══ Exercise data ══

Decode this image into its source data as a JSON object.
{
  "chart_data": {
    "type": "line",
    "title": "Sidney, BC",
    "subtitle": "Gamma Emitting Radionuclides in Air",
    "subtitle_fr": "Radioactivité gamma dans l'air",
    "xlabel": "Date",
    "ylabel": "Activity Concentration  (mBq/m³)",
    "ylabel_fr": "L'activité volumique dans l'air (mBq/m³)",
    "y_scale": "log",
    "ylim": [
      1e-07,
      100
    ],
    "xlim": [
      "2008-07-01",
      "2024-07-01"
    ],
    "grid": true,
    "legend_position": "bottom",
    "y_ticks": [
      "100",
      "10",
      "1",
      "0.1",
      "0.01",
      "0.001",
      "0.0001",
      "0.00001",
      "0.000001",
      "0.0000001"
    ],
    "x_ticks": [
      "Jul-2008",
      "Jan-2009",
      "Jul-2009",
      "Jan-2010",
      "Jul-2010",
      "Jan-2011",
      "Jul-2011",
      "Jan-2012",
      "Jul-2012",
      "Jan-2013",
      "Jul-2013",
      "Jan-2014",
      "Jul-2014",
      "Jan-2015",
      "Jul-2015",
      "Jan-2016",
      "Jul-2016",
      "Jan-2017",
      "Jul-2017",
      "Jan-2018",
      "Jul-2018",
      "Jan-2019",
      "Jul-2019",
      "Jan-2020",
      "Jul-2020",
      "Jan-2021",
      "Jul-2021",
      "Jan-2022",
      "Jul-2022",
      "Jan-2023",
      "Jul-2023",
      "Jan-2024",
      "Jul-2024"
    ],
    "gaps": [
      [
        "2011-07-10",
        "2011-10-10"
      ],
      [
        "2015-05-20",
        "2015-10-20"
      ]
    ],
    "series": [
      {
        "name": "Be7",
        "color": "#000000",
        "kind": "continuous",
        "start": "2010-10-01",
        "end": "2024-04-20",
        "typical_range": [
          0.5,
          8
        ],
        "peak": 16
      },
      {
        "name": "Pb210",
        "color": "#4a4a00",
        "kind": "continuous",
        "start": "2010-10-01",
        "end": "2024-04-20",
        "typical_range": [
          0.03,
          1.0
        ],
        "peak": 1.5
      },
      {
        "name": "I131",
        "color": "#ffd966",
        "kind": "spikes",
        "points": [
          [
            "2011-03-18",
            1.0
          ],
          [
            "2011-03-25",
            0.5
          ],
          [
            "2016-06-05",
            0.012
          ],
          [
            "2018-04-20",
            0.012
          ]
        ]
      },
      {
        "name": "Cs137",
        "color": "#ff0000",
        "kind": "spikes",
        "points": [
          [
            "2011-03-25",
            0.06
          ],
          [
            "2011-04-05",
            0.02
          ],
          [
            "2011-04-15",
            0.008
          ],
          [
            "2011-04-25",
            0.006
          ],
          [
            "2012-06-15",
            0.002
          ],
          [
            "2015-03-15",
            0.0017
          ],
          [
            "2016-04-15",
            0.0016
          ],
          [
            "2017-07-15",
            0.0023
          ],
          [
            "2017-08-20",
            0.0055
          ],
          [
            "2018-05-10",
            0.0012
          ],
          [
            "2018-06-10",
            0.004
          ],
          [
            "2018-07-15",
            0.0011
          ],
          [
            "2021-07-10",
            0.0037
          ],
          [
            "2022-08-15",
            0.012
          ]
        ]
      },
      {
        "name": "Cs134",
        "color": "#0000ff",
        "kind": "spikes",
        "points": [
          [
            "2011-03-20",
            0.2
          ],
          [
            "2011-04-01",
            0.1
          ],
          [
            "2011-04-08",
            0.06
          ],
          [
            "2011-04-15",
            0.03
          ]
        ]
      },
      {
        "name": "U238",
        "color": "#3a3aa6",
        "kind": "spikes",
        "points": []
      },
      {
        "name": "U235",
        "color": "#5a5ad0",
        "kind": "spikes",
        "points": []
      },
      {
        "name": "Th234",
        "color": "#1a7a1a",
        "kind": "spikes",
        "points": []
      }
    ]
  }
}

═══

List each line of the records that holds the string "dans".

[Reply to the exercise]:
    "subtitle_fr": "Radioactivité gamma dans l'air",
    "ylabel_fr": "L'activité volumique dans l'air (mBq/m³)",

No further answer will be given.